* _STUDY TEXT_
* * *

Male Rosenberg’s Monitor: New Cooperative Nest-Building & Guarding Behavior
I remain awed by the learning abilities and complex behaviors evidenced by the Water and Lace Monitors I cared for at various zoos…spend time with any species and you’ll quickly see why. Despite being popular study subjects, monitors are constantly surprising us. For example, the current issue of The Journal of Herpetology (V44, N3, Sept 2010) documents an entirely new behavior for any monitor species – cooperative nest building and nest guarding in Rosenberg’s Monitor (Varanus rosenbergi).
Nest Defense by both Sexes
A 16-year-long study of this species on Australia’s Kangaroo Island has revealed that females guard their nest sites for up to 3 weeks after egg deposition, a behavior that has not been documented for any other monitor (3 species, including the Komodo Dragon, may return to the nest site on occasion, but seem not to remain nearby). Amazingly, in 8 instances a male joined the female in protecting the eggs.

* * *

* _SOURCE INFORMATION_
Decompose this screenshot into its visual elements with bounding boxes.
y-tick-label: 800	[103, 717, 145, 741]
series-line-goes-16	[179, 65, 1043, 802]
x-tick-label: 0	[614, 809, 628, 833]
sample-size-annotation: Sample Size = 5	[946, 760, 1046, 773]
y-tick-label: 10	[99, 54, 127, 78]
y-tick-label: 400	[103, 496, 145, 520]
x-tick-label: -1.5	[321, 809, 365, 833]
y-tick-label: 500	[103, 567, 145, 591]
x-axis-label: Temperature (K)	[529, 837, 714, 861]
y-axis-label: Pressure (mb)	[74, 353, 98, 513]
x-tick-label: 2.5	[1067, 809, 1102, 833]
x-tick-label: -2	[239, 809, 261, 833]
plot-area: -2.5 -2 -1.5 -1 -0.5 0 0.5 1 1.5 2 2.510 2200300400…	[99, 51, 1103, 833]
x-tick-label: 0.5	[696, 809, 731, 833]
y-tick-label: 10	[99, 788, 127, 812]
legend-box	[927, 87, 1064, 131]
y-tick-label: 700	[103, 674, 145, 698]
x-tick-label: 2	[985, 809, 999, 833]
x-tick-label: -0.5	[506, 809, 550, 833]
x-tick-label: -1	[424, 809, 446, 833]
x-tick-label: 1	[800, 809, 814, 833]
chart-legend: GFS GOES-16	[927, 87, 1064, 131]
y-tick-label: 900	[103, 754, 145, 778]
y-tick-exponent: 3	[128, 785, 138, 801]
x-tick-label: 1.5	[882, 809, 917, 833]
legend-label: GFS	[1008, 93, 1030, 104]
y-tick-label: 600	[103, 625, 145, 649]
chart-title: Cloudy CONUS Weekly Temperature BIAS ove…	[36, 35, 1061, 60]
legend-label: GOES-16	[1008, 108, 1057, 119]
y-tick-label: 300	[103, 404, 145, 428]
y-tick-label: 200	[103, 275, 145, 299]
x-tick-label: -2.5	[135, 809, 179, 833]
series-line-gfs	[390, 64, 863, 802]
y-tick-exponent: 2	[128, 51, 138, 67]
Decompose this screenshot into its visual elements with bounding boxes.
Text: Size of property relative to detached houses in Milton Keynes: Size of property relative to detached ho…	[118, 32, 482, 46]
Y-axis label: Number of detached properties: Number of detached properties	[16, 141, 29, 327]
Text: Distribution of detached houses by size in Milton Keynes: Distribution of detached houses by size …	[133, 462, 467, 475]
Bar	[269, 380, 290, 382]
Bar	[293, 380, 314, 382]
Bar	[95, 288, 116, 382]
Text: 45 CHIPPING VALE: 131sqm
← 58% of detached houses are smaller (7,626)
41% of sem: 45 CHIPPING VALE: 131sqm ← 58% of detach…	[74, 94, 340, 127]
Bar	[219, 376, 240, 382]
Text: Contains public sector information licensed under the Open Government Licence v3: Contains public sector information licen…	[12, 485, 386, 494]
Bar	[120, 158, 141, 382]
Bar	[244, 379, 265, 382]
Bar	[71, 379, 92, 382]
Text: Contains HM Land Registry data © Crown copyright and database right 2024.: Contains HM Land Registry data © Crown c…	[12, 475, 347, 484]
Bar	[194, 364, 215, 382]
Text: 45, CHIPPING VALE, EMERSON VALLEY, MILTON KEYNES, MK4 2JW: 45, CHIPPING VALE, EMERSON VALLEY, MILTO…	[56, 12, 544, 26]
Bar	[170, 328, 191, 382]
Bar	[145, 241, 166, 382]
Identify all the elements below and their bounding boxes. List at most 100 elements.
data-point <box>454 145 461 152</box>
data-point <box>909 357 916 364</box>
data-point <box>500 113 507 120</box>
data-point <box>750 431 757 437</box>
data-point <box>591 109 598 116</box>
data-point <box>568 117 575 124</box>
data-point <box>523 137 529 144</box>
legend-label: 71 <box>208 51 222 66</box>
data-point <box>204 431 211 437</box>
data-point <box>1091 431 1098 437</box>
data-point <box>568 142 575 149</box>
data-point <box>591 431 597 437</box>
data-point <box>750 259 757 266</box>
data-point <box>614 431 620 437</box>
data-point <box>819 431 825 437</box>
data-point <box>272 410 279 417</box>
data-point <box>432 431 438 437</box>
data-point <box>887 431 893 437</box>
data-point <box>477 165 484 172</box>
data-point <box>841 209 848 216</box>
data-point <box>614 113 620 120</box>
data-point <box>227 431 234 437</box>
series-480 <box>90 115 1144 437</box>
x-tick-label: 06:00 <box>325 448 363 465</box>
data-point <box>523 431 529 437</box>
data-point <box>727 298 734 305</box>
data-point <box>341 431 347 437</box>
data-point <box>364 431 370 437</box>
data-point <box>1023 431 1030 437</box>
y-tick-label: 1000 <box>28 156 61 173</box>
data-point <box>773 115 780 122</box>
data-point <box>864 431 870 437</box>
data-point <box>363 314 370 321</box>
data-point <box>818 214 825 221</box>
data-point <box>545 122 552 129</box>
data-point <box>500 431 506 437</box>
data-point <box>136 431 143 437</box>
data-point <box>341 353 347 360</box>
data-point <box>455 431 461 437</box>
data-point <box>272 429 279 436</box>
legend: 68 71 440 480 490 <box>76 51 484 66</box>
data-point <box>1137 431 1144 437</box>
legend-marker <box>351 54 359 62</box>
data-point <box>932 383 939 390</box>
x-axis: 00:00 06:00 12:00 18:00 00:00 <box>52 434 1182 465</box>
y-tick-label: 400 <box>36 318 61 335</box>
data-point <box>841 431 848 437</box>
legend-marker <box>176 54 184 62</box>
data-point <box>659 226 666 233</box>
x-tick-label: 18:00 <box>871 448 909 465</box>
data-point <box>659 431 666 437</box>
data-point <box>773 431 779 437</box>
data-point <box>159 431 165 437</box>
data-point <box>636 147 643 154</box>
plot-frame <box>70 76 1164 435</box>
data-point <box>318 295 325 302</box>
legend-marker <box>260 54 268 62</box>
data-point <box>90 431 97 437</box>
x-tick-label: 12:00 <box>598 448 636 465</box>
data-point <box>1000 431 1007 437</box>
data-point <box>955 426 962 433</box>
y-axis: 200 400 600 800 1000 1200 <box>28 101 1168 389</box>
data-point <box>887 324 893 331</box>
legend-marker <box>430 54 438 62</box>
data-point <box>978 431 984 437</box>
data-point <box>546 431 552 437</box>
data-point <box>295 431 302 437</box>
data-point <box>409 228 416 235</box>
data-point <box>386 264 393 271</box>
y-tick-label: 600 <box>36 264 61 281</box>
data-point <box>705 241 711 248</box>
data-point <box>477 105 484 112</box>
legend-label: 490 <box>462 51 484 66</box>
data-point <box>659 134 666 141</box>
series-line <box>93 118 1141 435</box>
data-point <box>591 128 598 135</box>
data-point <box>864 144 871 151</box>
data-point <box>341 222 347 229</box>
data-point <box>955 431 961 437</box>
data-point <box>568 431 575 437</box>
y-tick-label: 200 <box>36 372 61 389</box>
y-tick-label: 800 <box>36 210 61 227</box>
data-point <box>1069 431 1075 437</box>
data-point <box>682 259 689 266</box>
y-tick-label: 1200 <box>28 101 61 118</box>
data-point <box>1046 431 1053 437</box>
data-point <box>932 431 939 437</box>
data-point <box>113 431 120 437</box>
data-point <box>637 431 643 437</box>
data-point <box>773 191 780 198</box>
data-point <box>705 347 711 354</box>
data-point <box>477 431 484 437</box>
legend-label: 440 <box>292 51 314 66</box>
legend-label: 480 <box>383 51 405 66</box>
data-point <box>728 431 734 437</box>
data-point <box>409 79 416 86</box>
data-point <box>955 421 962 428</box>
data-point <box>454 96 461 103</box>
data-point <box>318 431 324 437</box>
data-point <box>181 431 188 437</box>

* * *

* _QUESTIONS_
(a) Retype the passage from the Rosenberg's Monitor article, everything from "Male Rosenberg’s Monitor: New" down to "Monitor (Varanus rosenbergi).".
(b) Extend the Rosenberg's Monitor article past its last sentence.

* _ANSWERS FOR THIS EXERCISE_
(a)
Male Rosenberg’s Monitor: New Cooperative Nest-Building & Guarding Behavior
I remain awed by the learning abilities and complex behaviors evidenced by the Water and Lace Monitors I cared for at various zoos…spend time with any species and you’ll quickly see why. Despite being popular study subjects, monitors are constantly surprising us. For example, the current issue of The Journal of Herpetology (V44, N3, Sept 2010) documents an entirely new behavior for any monitor species – cooperative nest building and nest guarding in Rosenberg’s Monitor (Varanus rosenbergi).

(b)
Other Rosenberg’s Monitors are the primary threat to eggs. Females guarding nests attacked male intruders twice their own weight, and repelled them in most cases. The vicious fights that ensued frequently left both combatants with deep wounds and broken ribs and limbs. In those cases where males were also on guard duty, they too joined in the frays, but females were clearly the more aggressive of the pairs.
Cooperative Nest Construction
Female Rosenberg’s Monitors exclusively chose termite mounds as nest sites. In occupied mounds, the resident termites usually closed the nest entrance hole within 3-5 hours after egg deposition. If they did not, the female monitor finished the job.
In another unexpected turn of events, male monitors assisted females in covering nests on 5 occasions.